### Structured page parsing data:
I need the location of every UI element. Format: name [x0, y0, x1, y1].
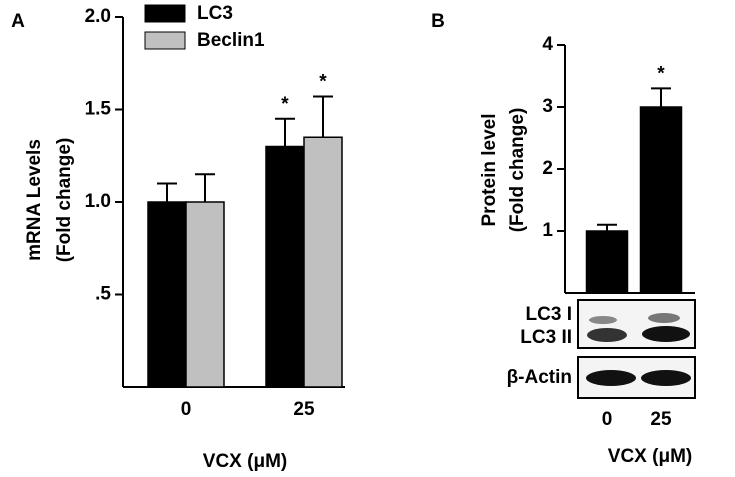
y-axis-label: Protein level	[479, 114, 500, 227]
band	[589, 316, 617, 324]
band	[641, 370, 691, 386]
x-axis-label: VCX (μM)	[203, 451, 287, 472]
x-tick-label: 25	[293, 399, 315, 420]
band	[586, 370, 636, 386]
bar	[639, 106, 683, 294]
bar	[185, 201, 225, 388]
blot-label: LC3 I	[526, 304, 572, 325]
band	[642, 326, 690, 342]
bar	[265, 145, 305, 388]
blot-label: β-Actin	[507, 367, 572, 388]
y-tick-label: 2.0	[85, 6, 111, 27]
y-tick-label: 3	[542, 96, 553, 117]
legend-swatch	[144, 4, 186, 23]
y-tick-label: 1	[542, 220, 553, 241]
x-axis-label: VCX (μM)	[608, 446, 692, 467]
error-bar	[313, 95, 333, 138]
band	[587, 328, 627, 342]
bar	[585, 230, 629, 294]
panel-label: B	[431, 11, 445, 32]
legend-label: LC3	[197, 3, 233, 24]
error-bar	[651, 87, 671, 107]
significance: *	[657, 63, 665, 84]
bar	[303, 136, 343, 388]
y-tick-label: 2	[542, 158, 553, 179]
significance: *	[319, 72, 327, 93]
y-axis-label: (Fold change)	[507, 108, 528, 233]
blots	[577, 299, 696, 399]
blot-label: LC3 II	[520, 327, 572, 348]
band	[648, 313, 680, 323]
y-tick-label: 4	[542, 34, 553, 55]
x-tick-label: 0	[602, 409, 613, 430]
error-bar	[275, 117, 295, 147]
y-axis-label: (Fold change)	[54, 138, 75, 263]
x-tick-label: 25	[650, 409, 672, 430]
y-tick-label: 1.5	[85, 99, 112, 120]
error-bar	[195, 173, 215, 202]
y-axis-label: mRNA Levels	[24, 139, 45, 261]
error-bar	[597, 223, 617, 231]
panel-label: A	[11, 11, 25, 32]
bar	[147, 201, 187, 388]
error-bar	[157, 182, 177, 202]
y-tick-label: .5	[95, 284, 111, 305]
x-tick-label: 0	[181, 399, 192, 420]
legend-label: Beclin1	[197, 30, 265, 51]
significance: *	[281, 94, 289, 115]
y-tick-label: 1.0	[85, 191, 111, 212]
legend-swatch	[144, 31, 186, 50]
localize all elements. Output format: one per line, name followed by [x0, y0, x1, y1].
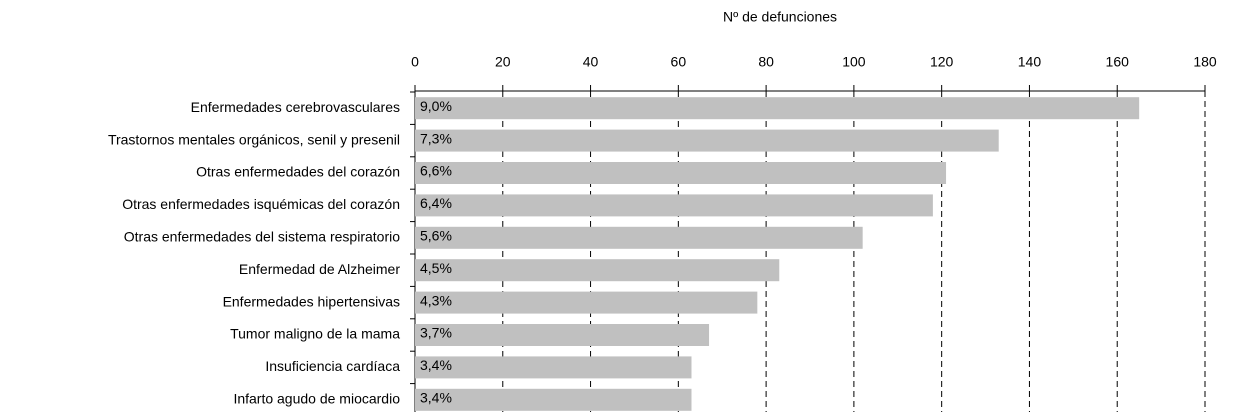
- value-label: 7,3%: [420, 130, 452, 146]
- category-label: Otras enfermedades del sistema respirato…: [124, 229, 400, 245]
- bar: [415, 162, 947, 184]
- value-label: 6,4%: [420, 195, 452, 211]
- bar: [415, 291, 758, 314]
- category-label: Enfermedades cerebrovasculares: [191, 99, 400, 115]
- x-tick-label: 160: [1106, 54, 1130, 70]
- value-label: 6,6%: [420, 163, 452, 179]
- category-label: Infarto agudo de miocardio: [233, 391, 400, 407]
- bar: [415, 259, 780, 282]
- value-label: 3,4%: [420, 390, 452, 406]
- bar: [415, 97, 1140, 120]
- value-label: 9,0%: [420, 98, 452, 114]
- x-tick-label: 100: [842, 54, 866, 70]
- category-label: Otras enfermedades del corazón: [196, 164, 400, 180]
- category-label: Tumor maligno de la mama: [230, 326, 400, 342]
- category-label: Insuficiencia cardíaca: [265, 358, 400, 374]
- bar: [415, 388, 692, 411]
- value-label: 4,3%: [420, 292, 452, 308]
- x-tick-label: 140: [1018, 54, 1042, 70]
- x-tick-label: 180: [1193, 54, 1217, 70]
- x-tick-label: 80: [758, 54, 774, 70]
- axis-title: Nº de defunciones: [723, 9, 837, 25]
- x-tick-label: 40: [583, 54, 599, 70]
- value-label: 4,5%: [420, 260, 452, 276]
- category-label: Trastornos mentales orgánicos, senil y p…: [108, 131, 400, 147]
- x-tick-label: 20: [495, 54, 511, 70]
- value-label: 3,4%: [420, 357, 452, 373]
- bar: [415, 226, 863, 249]
- value-label: 5,6%: [420, 228, 452, 244]
- x-tick-label: 60: [671, 54, 687, 70]
- bar: [415, 324, 710, 346]
- x-tick-label: 0: [411, 54, 419, 70]
- category-label: Otras enfermedades isquémicas del corazó…: [122, 196, 400, 212]
- bar: [415, 194, 933, 217]
- category-label: Enfermedades hipertensivas: [223, 293, 400, 309]
- bar: [415, 129, 999, 152]
- x-tick-label: 120: [930, 54, 954, 70]
- value-label: 3,7%: [420, 325, 452, 341]
- category-label: Enfermedad de Alzheimer: [239, 261, 400, 277]
- bar: [415, 356, 692, 379]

### Task prompt:
Drop the pictures; repeat each entry above exactly.

### Completed exercise:
I need the location of every UI element. Format: name [x0, y0, x1, y1].
y-axis-label: Protein level	[479, 114, 500, 227]
band	[589, 316, 617, 324]
band	[641, 370, 691, 386]
x-axis-label: VCX (μM)	[203, 451, 287, 472]
x-tick-label: 25	[293, 399, 315, 420]
band	[586, 370, 636, 386]
bar	[639, 106, 683, 294]
bar	[185, 201, 225, 388]
blot-label: LC3 I	[526, 304, 572, 325]
band	[642, 326, 690, 342]
bar	[265, 145, 305, 388]
blot-label: β-Actin	[507, 367, 572, 388]
y-tick-label: 2.0	[85, 6, 111, 27]
y-tick-label: 3	[542, 96, 553, 117]
legend-swatch	[144, 4, 186, 23]
y-tick-label: 1	[542, 220, 553, 241]
x-axis-label: VCX (μM)	[608, 446, 692, 467]
error-bar	[313, 95, 333, 138]
band	[587, 328, 627, 342]
bar	[585, 230, 629, 294]
panel-label: B	[431, 11, 445, 32]
legend-label: LC3	[197, 3, 233, 24]
error-bar	[651, 87, 671, 107]
significance: *	[657, 63, 665, 84]
bar	[303, 136, 343, 388]
y-tick-label: 2	[542, 158, 553, 179]
significance: *	[319, 72, 327, 93]
y-axis-label: (Fold change)	[507, 108, 528, 233]
blots	[577, 299, 696, 399]
blot-label: LC3 II	[520, 327, 572, 348]
band	[648, 313, 680, 323]
y-tick-label: 4	[542, 34, 553, 55]
x-tick-label: 0	[602, 409, 613, 430]
error-bar	[275, 117, 295, 147]
y-axis-label: (Fold change)	[54, 138, 75, 263]
x-tick-label: 25	[650, 409, 672, 430]
y-tick-label: 1.5	[85, 99, 112, 120]
error-bar	[195, 173, 215, 202]
y-axis-label: mRNA Levels	[24, 139, 45, 261]
error-bar	[597, 223, 617, 231]
panel-label: A	[11, 11, 25, 32]
bar	[147, 201, 187, 388]
error-bar	[157, 182, 177, 202]
y-tick-label: .5	[95, 284, 111, 305]
x-tick-label: 0	[181, 399, 192, 420]
legend-label: Beclin1	[197, 30, 265, 51]
significance: *	[281, 94, 289, 115]
y-tick-label: 1.0	[85, 191, 111, 212]
legend-swatch	[144, 31, 186, 50]
localize all elements. Output format: one per line, name followed by [x0, y0, x1, y1].
- value-label: 7,3%: [420, 130, 452, 146]
- category-label: Otras enfermedades del sistema respirato…: [124, 229, 400, 245]
- bar: [415, 162, 947, 184]
- value-label: 6,4%: [420, 195, 452, 211]
- bar: [415, 291, 758, 314]
- category-label: Enfermedades cerebrovasculares: [191, 99, 400, 115]
- x-tick-label: 160: [1106, 54, 1130, 70]
- value-label: 6,6%: [420, 163, 452, 179]
- category-label: Infarto agudo de miocardio: [233, 391, 400, 407]
- bar: [415, 259, 780, 282]
- value-label: 3,4%: [420, 390, 452, 406]
- bar: [415, 97, 1140, 120]
- value-label: 9,0%: [420, 98, 452, 114]
- x-tick-label: 100: [842, 54, 866, 70]
- category-label: Otras enfermedades del corazón: [196, 164, 400, 180]
- category-label: Tumor maligno de la mama: [230, 326, 400, 342]
- category-label: Insuficiencia cardíaca: [265, 358, 400, 374]
- bar: [415, 388, 692, 411]
- value-label: 4,3%: [420, 292, 452, 308]
- x-tick-label: 140: [1018, 54, 1042, 70]
- x-tick-label: 180: [1193, 54, 1217, 70]
- x-tick-label: 80: [758, 54, 774, 70]
- axis-title: Nº de defunciones: [723, 9, 837, 25]
- x-tick-label: 40: [583, 54, 599, 70]
- value-label: 4,5%: [420, 260, 452, 276]
- category-label: Trastornos mentales orgánicos, senil y p…: [108, 131, 400, 147]
- x-tick-label: 20: [495, 54, 511, 70]
- value-label: 3,4%: [420, 357, 452, 373]
- bar: [415, 226, 863, 249]
- value-label: 5,6%: [420, 228, 452, 244]
- x-tick-label: 60: [671, 54, 687, 70]
- bar: [415, 324, 710, 346]
- x-tick-label: 0: [411, 54, 419, 70]
- category-label: Otras enfermedades isquémicas del corazó…: [122, 196, 400, 212]
- bar: [415, 194, 933, 217]
- category-label: Enfermedades hipertensivas: [223, 293, 400, 309]
- bar: [415, 129, 999, 152]
- x-tick-label: 120: [930, 54, 954, 70]
- value-label: 3,7%: [420, 325, 452, 341]
- category-label: Enfermedad de Alzheimer: [239, 261, 400, 277]
- bar: [415, 356, 692, 379]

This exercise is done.